DATA EXCERPTS:
───

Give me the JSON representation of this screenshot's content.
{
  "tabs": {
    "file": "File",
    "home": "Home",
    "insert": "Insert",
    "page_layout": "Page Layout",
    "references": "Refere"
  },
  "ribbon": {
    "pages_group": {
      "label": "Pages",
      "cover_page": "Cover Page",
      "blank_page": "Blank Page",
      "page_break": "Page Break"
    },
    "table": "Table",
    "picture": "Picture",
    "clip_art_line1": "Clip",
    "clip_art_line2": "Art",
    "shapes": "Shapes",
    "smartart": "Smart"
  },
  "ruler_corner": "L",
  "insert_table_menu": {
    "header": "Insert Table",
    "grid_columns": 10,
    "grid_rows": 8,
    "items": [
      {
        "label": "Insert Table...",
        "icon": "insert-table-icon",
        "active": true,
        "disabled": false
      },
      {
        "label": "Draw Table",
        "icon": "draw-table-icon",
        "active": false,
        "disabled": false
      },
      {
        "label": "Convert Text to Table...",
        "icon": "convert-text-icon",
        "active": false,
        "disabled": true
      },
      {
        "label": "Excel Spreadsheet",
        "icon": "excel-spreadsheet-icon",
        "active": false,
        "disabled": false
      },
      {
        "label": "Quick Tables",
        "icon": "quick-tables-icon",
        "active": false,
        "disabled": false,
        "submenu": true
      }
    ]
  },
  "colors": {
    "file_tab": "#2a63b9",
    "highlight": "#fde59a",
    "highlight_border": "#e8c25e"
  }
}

───

THE REQUEST: Send back every record, precisely as written.

EXERCISE ANSWER:
Give me the JSON representation of this screenshot's content.
{
  "tabs": {
    "file": "File",
    "home": "Home",
    "insert": "Insert",
    "page_layout": "Page Layout",
    "references": "Refere"
  },
  "ribbon": {
    "pages_group": {
      "label": "Pages",
      "cover_page": "Cover Page",
      "blank_page": "Blank Page",
      "page_break": "Page Break"
    },
    "table": "Table",
    "picture": "Picture",
    "clip_art_line1": "Clip",
    "clip_art_line2": "Art",
    "shapes": "Shapes",
    "smartart": "Smart"
  },
  "ruler_corner": "L",
  "insert_table_menu": {
    "header": "Insert Table",
    "grid_columns": 10,
    "grid_rows": 8,
    "items": [
      {
        "label": "Insert Table...",
        "icon": "insert-table-icon",
        "active": true,
        "disabled": false
      },
      {
        "label": "Draw Table",
        "icon": "draw-table-icon",
        "active": false,
        "disabled": false
      },
      {
        "label": "Convert Text to Table...",
        "icon": "convert-text-icon",
        "active": false,
        "disabled": true
      },
      {
        "label": "Excel Spreadsheet",
        "icon": "excel-spreadsheet-icon",
        "active": false,
        "disabled": false
      },
      {
        "label": "Quick Tables",
        "icon": "quick-tables-icon",
        "active": false,
        "disabled": false,
        "submenu": true
      }
    ]
  },
  "colors": {
    "file_tab": "#2a63b9",
    "highlight": "#fde59a",
    "highlight_border": "#e8c25e"
  }
}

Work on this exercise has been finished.